Return the lines below that carry the word "pour".

***** ENTRIES PROVIDED

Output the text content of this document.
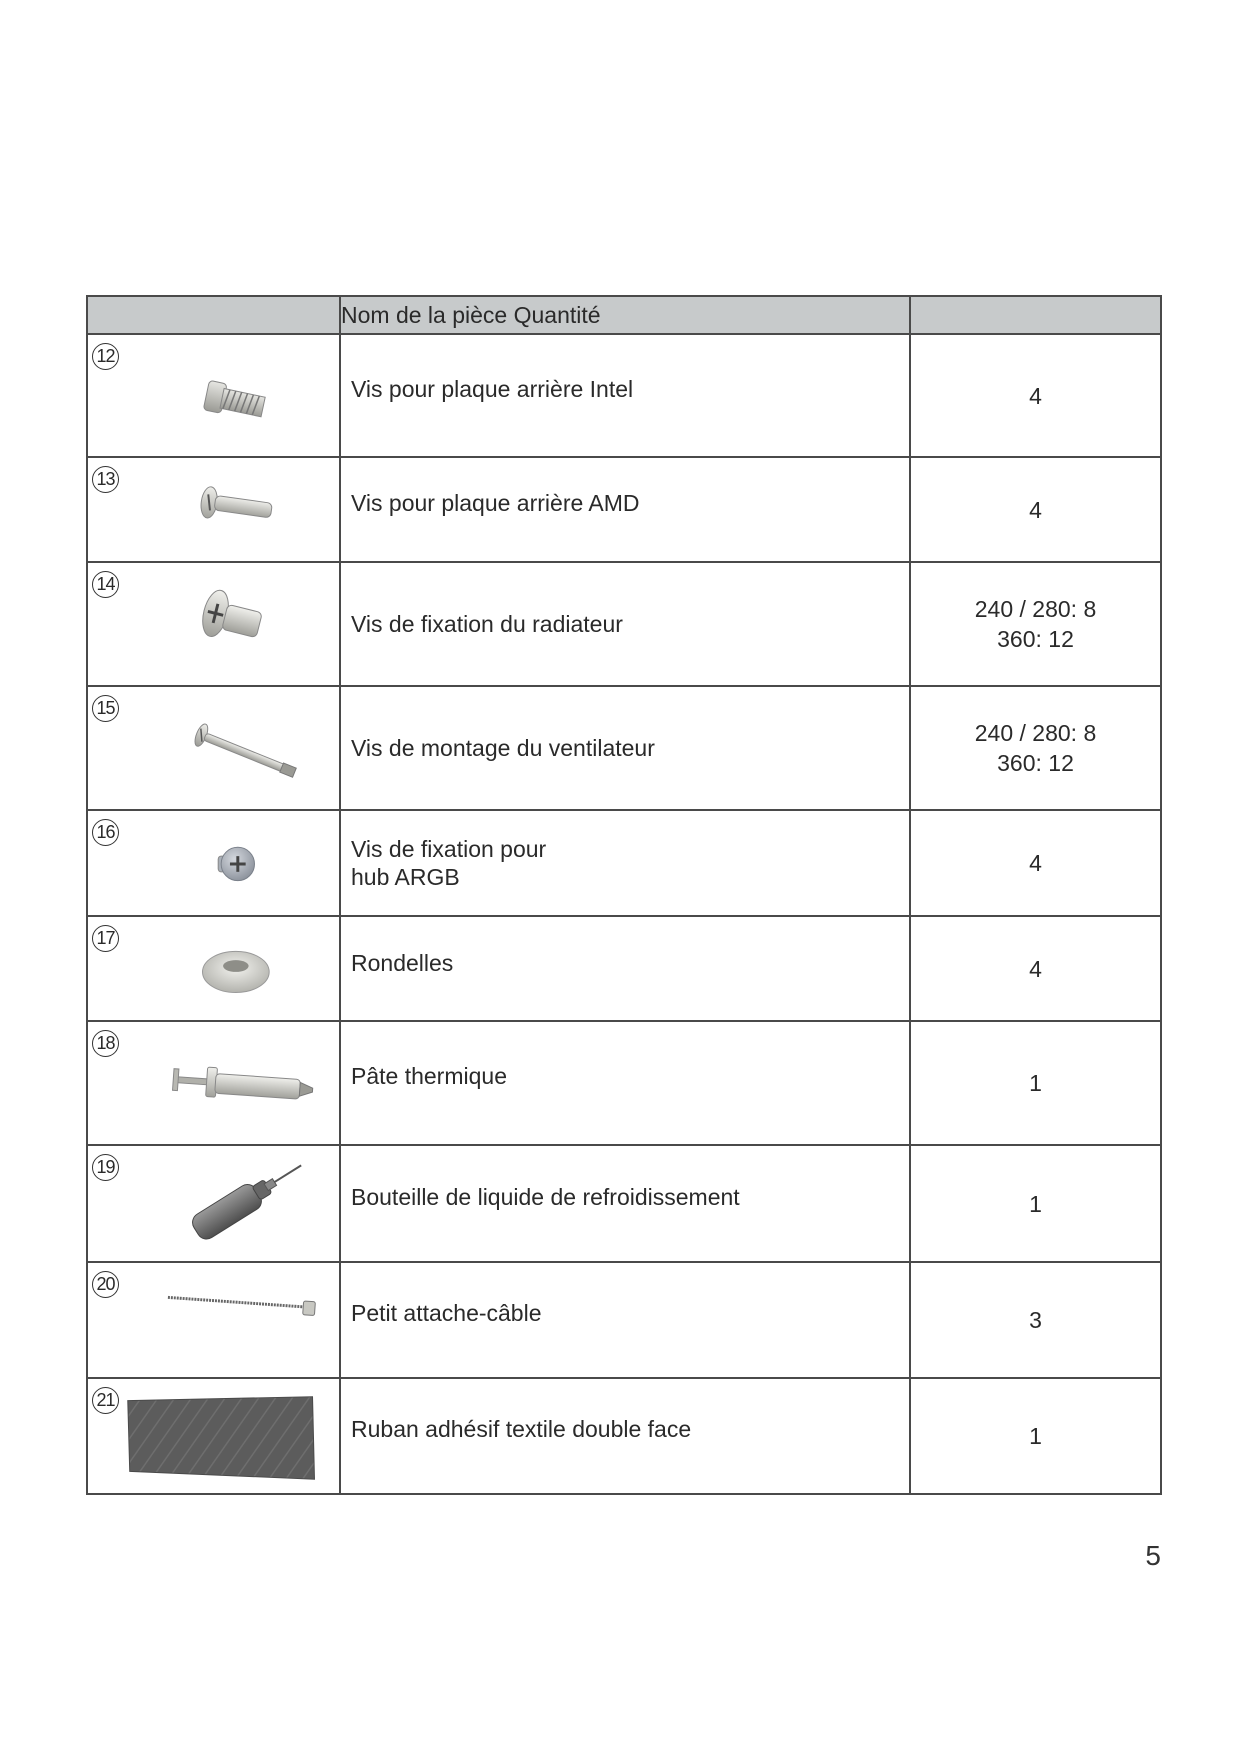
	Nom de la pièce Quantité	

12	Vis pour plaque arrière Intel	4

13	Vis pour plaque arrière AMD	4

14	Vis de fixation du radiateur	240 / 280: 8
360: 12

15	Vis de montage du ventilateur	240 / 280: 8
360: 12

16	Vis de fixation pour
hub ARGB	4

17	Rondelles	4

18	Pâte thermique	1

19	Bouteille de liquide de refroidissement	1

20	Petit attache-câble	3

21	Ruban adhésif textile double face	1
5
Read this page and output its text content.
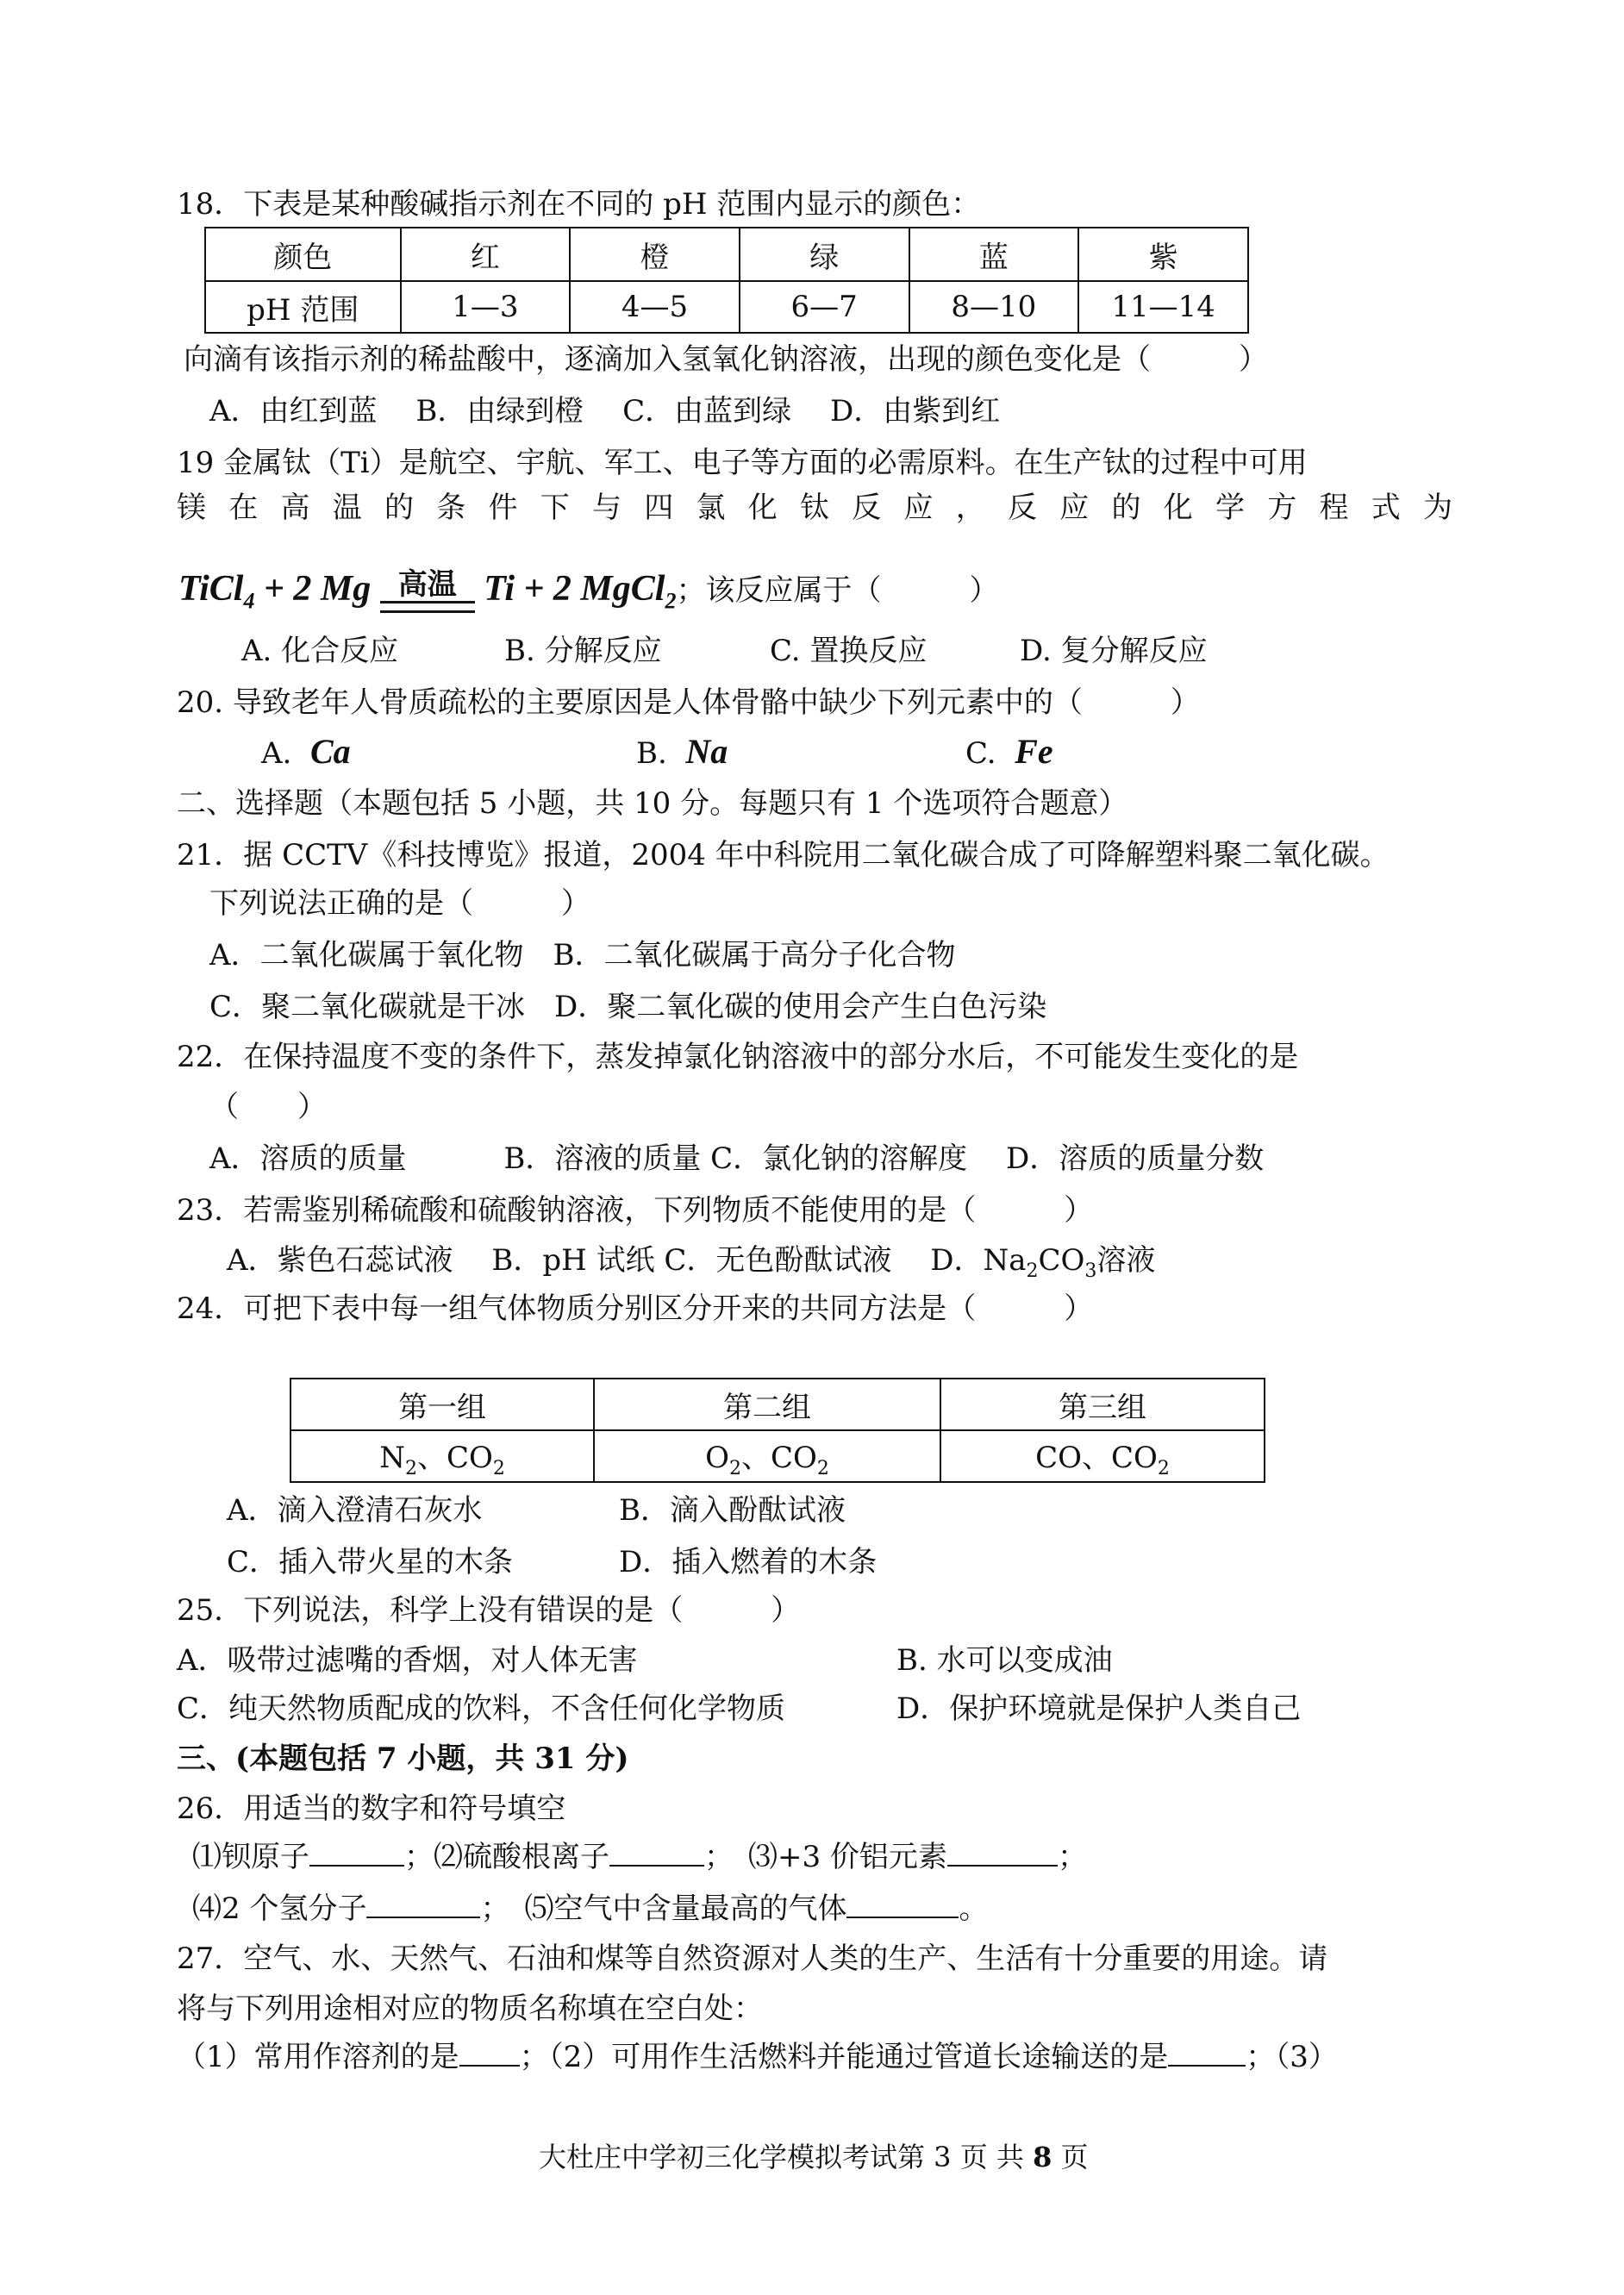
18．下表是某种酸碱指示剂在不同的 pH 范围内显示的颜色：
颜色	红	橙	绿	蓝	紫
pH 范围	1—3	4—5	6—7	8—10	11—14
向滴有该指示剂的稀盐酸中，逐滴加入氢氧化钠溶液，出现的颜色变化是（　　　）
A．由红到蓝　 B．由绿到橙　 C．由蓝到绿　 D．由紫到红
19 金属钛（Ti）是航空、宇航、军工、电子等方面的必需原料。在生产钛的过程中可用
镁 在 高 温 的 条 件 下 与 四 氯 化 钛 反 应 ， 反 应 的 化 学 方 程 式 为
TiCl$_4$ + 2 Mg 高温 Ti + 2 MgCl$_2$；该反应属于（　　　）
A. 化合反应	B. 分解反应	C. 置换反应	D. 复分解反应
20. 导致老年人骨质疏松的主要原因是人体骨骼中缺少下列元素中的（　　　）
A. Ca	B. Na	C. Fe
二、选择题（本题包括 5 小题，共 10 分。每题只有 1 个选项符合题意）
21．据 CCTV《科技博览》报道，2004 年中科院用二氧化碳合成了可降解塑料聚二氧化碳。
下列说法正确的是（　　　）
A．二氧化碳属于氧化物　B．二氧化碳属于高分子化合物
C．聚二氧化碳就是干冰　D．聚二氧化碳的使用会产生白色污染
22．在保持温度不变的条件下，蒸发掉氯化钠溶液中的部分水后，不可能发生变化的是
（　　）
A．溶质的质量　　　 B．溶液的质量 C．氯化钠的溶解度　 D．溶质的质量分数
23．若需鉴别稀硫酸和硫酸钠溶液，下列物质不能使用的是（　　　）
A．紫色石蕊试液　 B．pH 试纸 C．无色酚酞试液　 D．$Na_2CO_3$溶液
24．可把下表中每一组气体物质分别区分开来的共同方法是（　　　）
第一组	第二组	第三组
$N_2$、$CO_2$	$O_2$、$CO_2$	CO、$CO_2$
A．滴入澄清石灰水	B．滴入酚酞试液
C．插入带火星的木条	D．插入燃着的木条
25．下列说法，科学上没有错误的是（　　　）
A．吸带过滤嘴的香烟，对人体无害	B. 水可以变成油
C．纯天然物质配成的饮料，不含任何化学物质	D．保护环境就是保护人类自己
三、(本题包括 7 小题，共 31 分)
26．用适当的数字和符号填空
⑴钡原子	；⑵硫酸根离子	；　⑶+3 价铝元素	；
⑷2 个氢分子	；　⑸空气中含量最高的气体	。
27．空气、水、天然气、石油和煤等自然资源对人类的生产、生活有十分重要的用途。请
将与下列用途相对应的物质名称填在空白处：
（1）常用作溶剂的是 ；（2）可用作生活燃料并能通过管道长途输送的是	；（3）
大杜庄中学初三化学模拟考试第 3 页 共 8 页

**********

RESPONSE FOR THIS EXERCISE.
12	Vis pour plaque arrière Intel	4
13	Vis pour plaque arrière AMD	4
16	Vis de fixation pour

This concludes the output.